_Task to complete_
Find and copy every line in the records that includes the string "CUATRO".

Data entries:
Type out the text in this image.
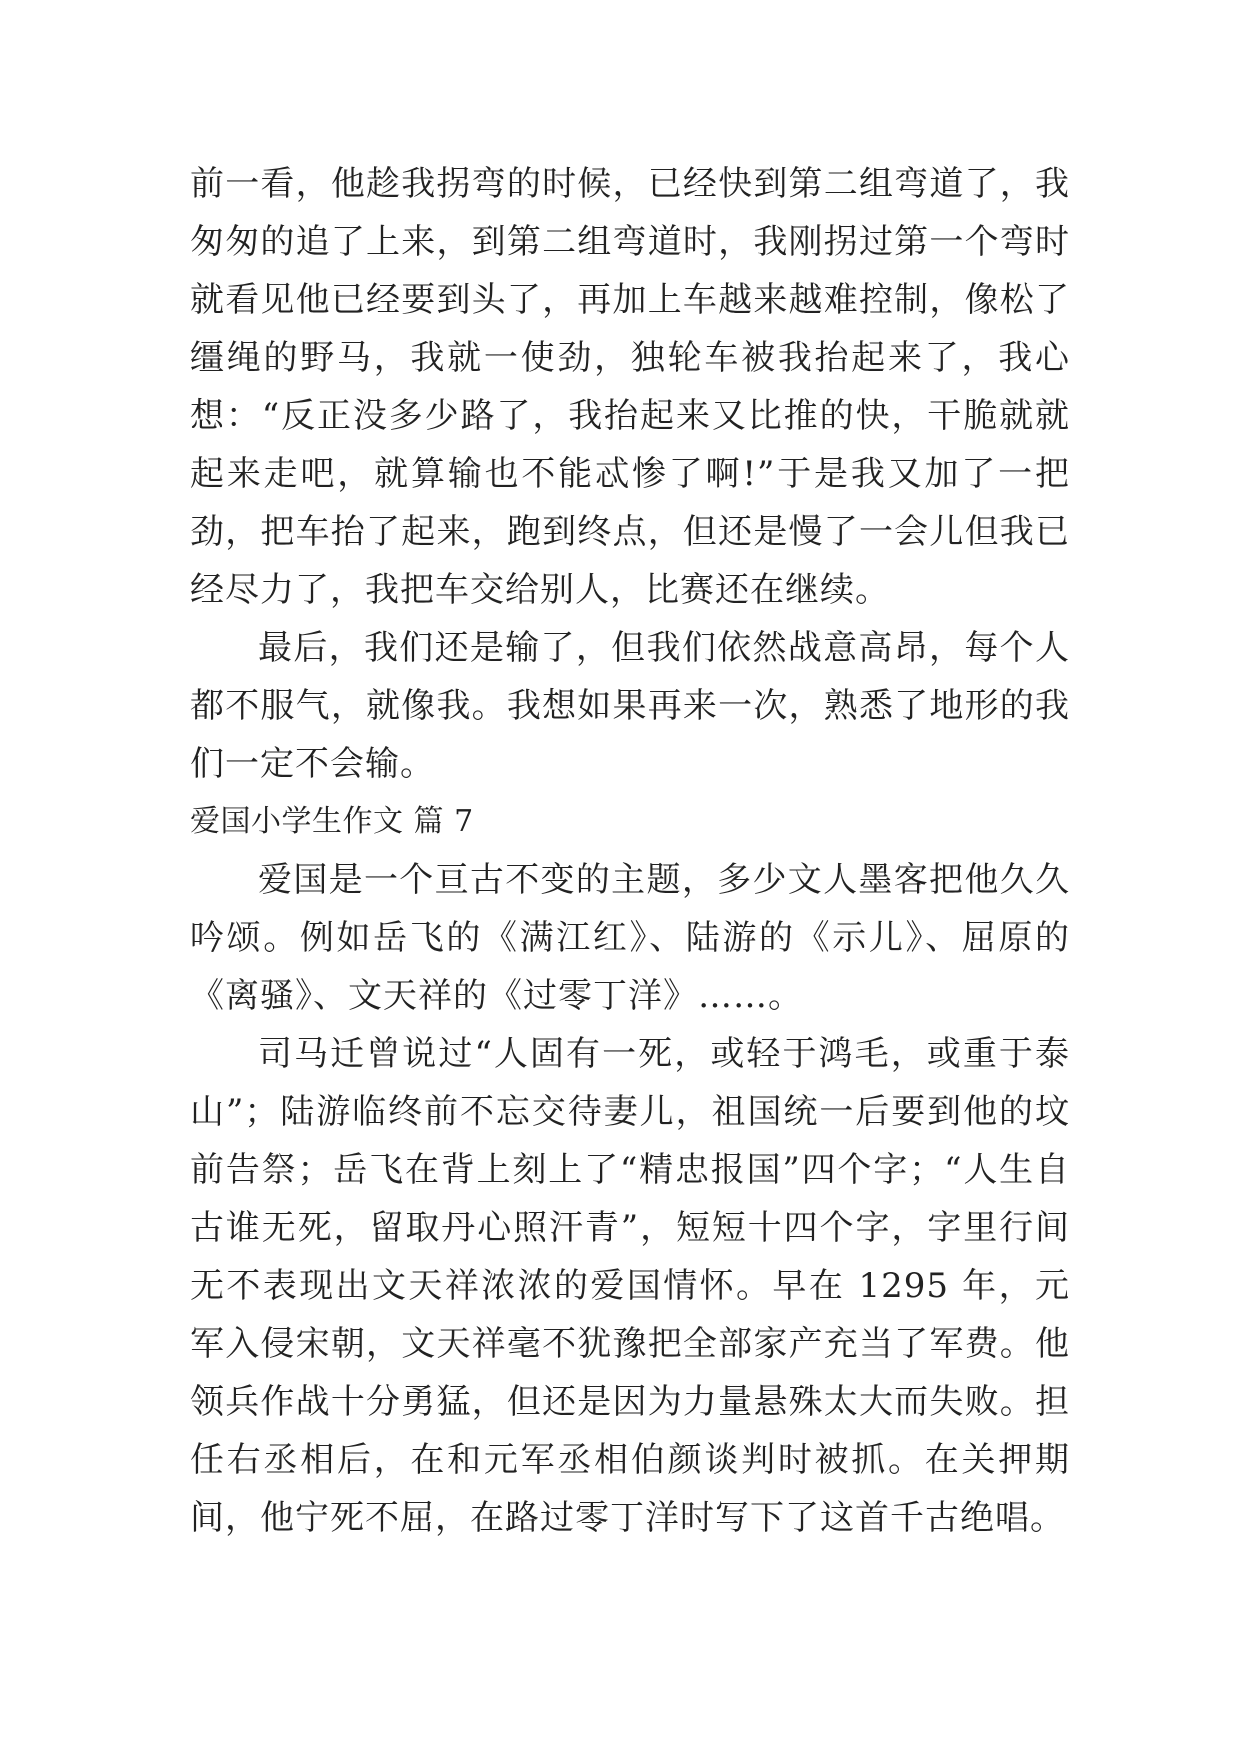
前一看，他趁我拐弯的时候，已经快到第二组弯道了，我匆匆的追了上来，到第二组弯道时，我刚拐过第一个弯时就看见他已经要到头了，再加上车越来越难控制，像松了缰绳的野马，我就一使劲，独轮车被我抬起来了，我心想：“反正没多少路了，我抬起来又比推的快，干脆就就起来走吧，就算输也不能忒惨了啊!”于是我又加了一把劲，把车抬了起来，跑到终点，但还是慢了一会儿但我已经尽力了，我把车交给别人，比赛还在继续。

最后，我们还是输了，但我们依然战意高昂，每个人都不服气，就像我。我想如果再来一次，熟悉了地形的我们一定不会输。

爱国小学生作文 篇 7

爱国是一个亘古不变的主题，多少文人墨客把他久久吟颂。例如岳飞的《满江红》、陆游的《示儿》、屈原的《离骚》、文天祥的《过零丁洋》……。

司马迁曾说过“人固有一死，或轻于鸿毛，或重于泰山”；陆游临终前不忘交待妻儿，祖国统一后要到他的坟前告祭；岳飞在背上刻上了“精忠报国”四个字；“人生自古谁无死，留取丹心照汗青”，短短十四个字，字里行间无不表现出文天祥浓浓的爱国情怀。早在 1295 年，元军入侵宋朝，文天祥毫不犹豫把全部家产充当了军费。他领兵作战十分勇猛，但还是因为力量悬殊太大而失败。担任右丞相后，在和元军丞相伯颜谈判时被抓。在关押期间，他宁死不屈，在路过零丁洋时写下了这首千古绝唱。
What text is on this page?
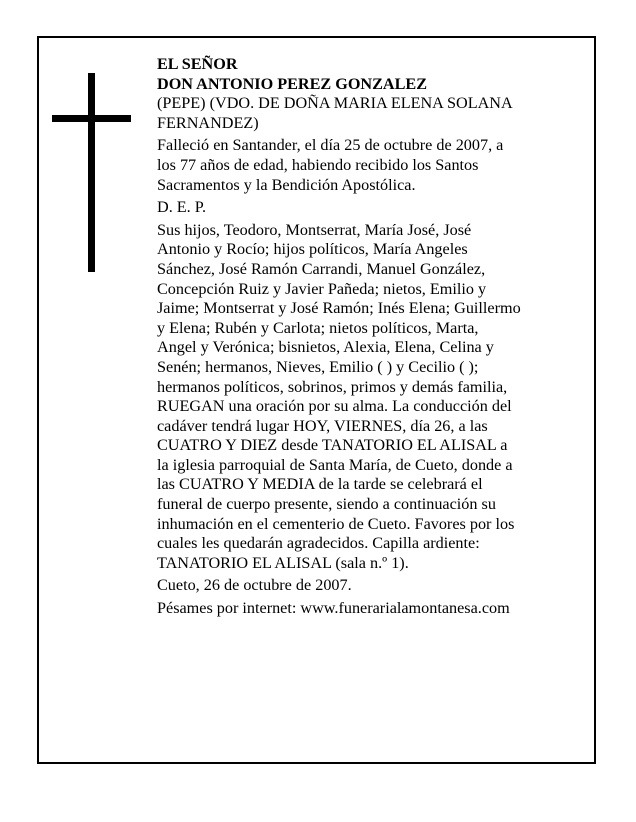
EL SEÑOR

DON ANTONIO PEREZ GONZALEZ

(PEPE) (VDO. DE DOÑA MARIA ELENA SOLANA

FERNANDEZ)

Falleció en Santander, el día 25 de octubre de 2007, a

los 77 años de edad, habiendo recibido los Santos

Sacramentos y la Bendición Apostólica.

D. E. P.

Sus hijos, Teodoro, Montserrat, María José, José

Antonio y Rocío; hijos políticos, María Angeles

Sánchez, José Ramón Carrandi, Manuel González,

Concepción Ruiz y Javier Pañeda; nietos, Emilio y

Jaime; Montserrat y José Ramón; Inés Elena; Guillermo

y Elena; Rubén y Carlota; nietos políticos, Marta,

Angel y Verónica; bisnietos, Alexia, Elena, Celina y

Senén; hermanos, Nieves, Emilio ( ) y Cecilio ( );

hermanos políticos, sobrinos, primos y demás familia,

RUEGAN una oración por su alma. La conducción del

cadáver tendrá lugar HOY, VIERNES, día 26, a las

CUATRO Y DIEZ desde TANATORIO EL ALISAL a

la iglesia parroquial de Santa María, de Cueto, donde a

las CUATRO Y MEDIA de la tarde se celebrará el

funeral de cuerpo presente, siendo a continuación su

inhumación en el cementerio de Cueto. Favores por los

cuales les quedarán agradecidos. Capilla ardiente:

TANATORIO EL ALISAL (sala n.º 1).

Cueto, 26 de octubre de 2007.

Pésames por internet: www.funerarialamontanesa.com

_Solution to the problem_
CUATRO Y DIEZ desde TANATORIO EL ALISAL a
las CUATRO Y MEDIA de la tarde se celebrará el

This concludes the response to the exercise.